SHORT TASK A ▸ Extract from the stored entries every line from their first line through the line containing "- grid-item-label: 果币卡: [35, 684, 84, 703]", including both ends, and reproduce each line without any change.

TEXT TO READ ▸

Ascent of Glacier Peak on 2015-08-09
|Others in Party:||Sean Casserly|
|Date:||Sunday, August 9, 2015|
|Ascent Type:||Successful Summit Attained|
| Elevation:||10520 ft / 3206 m|
Ascent Trip ReportBroke camp at 3:45 AM, leaving from the first campsite one reaches after dropping over the ridge from White Pass.
Despite some good beta on the route out of the White Chuck basin, we had some minor route finding issues in the dark. We thought we had circled the base of the glacier when we really we had started up a rock island that is passed on both sides by fingers of the glacier. We backtracked without adding too much time. The photo I’ve attached might help others.
The route out of the basin spits you out with the option of either crossing a permanent snowfield (glacier) or dropping some elevation and crossing the basin that separates you from Glacier Gap. With firm dawn ice, we decided to put on crampons and cross the snow, rather than lose the elevation.
After reaching the Gap, we started up the south ridge, hopping onto the snow for easy walking at the earliest opportunity. Many groups in the previous days had not roped up, but with a fairly inexperienced group of six we decided to go ahead and practice our roped travel (two teams). We crossed the Gerdine Glacier w/o incident, skirting a large area of rock fall. Some small crevasses were clearly visible. The ice was quite bunched up at the junction of the Gerdine and the Cool, but was not a major obstacle. It was smooth sailing up the Cool from there. We left our ropes on the ice and hiked the steep, but well-trailed scree to the summit (no hands necessary), reaching the top around 11:30 AM.

[Stored entries]
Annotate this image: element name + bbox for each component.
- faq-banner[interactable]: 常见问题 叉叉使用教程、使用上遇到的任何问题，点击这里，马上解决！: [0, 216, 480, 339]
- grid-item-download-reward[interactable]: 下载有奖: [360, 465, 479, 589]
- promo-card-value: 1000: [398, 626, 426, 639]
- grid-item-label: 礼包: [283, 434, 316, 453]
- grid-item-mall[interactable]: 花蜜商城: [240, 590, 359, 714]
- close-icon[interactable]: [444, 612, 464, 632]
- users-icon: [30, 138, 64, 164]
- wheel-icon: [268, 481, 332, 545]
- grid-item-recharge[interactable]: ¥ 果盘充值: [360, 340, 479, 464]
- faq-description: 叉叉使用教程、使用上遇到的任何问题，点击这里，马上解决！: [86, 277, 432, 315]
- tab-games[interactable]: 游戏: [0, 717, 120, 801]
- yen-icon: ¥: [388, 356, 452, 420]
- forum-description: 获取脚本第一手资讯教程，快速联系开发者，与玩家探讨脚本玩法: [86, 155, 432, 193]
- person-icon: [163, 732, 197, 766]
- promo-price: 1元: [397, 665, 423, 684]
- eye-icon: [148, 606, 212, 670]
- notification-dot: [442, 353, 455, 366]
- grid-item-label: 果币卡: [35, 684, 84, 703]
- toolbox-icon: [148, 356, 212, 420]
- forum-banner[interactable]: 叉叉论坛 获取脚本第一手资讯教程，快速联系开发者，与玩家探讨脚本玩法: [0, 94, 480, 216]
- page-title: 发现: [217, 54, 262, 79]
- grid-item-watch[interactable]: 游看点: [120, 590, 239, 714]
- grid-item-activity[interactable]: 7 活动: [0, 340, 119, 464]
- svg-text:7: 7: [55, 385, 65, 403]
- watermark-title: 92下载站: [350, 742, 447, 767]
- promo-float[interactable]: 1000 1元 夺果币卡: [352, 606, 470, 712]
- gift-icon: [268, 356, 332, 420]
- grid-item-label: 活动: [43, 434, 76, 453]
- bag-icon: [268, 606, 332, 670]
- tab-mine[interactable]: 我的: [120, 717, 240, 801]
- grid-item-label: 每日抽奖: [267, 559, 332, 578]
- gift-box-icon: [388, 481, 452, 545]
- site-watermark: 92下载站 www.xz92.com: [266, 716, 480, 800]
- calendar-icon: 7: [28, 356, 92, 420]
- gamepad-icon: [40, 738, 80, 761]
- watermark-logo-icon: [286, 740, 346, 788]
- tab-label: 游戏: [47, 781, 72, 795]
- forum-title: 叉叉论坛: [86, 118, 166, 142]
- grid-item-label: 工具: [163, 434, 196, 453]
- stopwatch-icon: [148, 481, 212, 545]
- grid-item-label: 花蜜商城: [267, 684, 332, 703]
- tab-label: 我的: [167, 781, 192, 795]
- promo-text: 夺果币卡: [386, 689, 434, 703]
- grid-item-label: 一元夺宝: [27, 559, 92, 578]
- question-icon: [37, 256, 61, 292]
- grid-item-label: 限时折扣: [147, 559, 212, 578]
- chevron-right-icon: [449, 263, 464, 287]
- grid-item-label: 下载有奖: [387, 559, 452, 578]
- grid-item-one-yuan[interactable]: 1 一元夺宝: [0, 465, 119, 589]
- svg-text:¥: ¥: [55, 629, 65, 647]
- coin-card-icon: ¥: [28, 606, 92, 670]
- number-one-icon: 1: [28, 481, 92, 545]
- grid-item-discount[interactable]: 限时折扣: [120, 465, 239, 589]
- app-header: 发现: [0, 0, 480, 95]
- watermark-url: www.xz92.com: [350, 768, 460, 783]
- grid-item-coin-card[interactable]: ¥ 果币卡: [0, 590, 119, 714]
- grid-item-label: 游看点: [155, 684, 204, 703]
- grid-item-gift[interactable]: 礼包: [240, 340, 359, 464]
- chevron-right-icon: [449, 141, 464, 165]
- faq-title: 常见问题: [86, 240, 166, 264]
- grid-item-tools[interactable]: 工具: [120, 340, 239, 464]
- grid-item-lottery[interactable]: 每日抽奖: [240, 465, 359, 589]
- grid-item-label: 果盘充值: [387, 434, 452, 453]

SHORT TASK B ▸ Using the Glacier Peak trip report, decide whether each statement agrees with it. Answer yes or no, and quote the deciding words. (i) The party broke camp at 3:45 AM. (ii) The group crossed the Gerdine Glacier without roping up. (iii) The party reached the summit around 11:30 AM.

FINAL RESULT A ▸
Annotate this image: element name + bbox for each component.
- faq-banner[interactable]: 常见问题 叉叉使用教程、使用上遇到的任何问题，点击这里，马上解决！: [0, 216, 480, 339]
- grid-item-download-reward[interactable]: 下载有奖: [360, 465, 479, 589]
- promo-card-value: 1000: [398, 626, 426, 639]
- grid-item-label: 礼包: [283, 434, 316, 453]
- grid-item-mall[interactable]: 花蜜商城: [240, 590, 359, 714]
- close-icon[interactable]: [444, 612, 464, 632]
- users-icon: [30, 138, 64, 164]
- wheel-icon: [268, 481, 332, 545]
- grid-item-recharge[interactable]: ¥ 果盘充值: [360, 340, 479, 464]
- faq-description: 叉叉使用教程、使用上遇到的任何问题，点击这里，马上解决！: [86, 277, 432, 315]
- tab-games[interactable]: 游戏: [0, 717, 120, 801]
- yen-icon: ¥: [388, 356, 452, 420]
- forum-description: 获取脚本第一手资讯教程，快速联系开发者，与玩家探讨脚本玩法: [86, 155, 432, 193]
- person-icon: [163, 732, 197, 766]
- promo-price: 1元: [397, 665, 423, 684]
- eye-icon: [148, 606, 212, 670]
- notification-dot: [442, 353, 455, 366]
- grid-item-label: 果币卡: [35, 684, 84, 703]

FINAL RESULT B ▸
(i) Yes: "Broke camp at 3:45 AM"
(ii) No: "with a fairly inexperienced group of six we decided to go ahead and practice our roped travel (two teams)"
(iii) Yes: "reaching the top around 11:30 AM"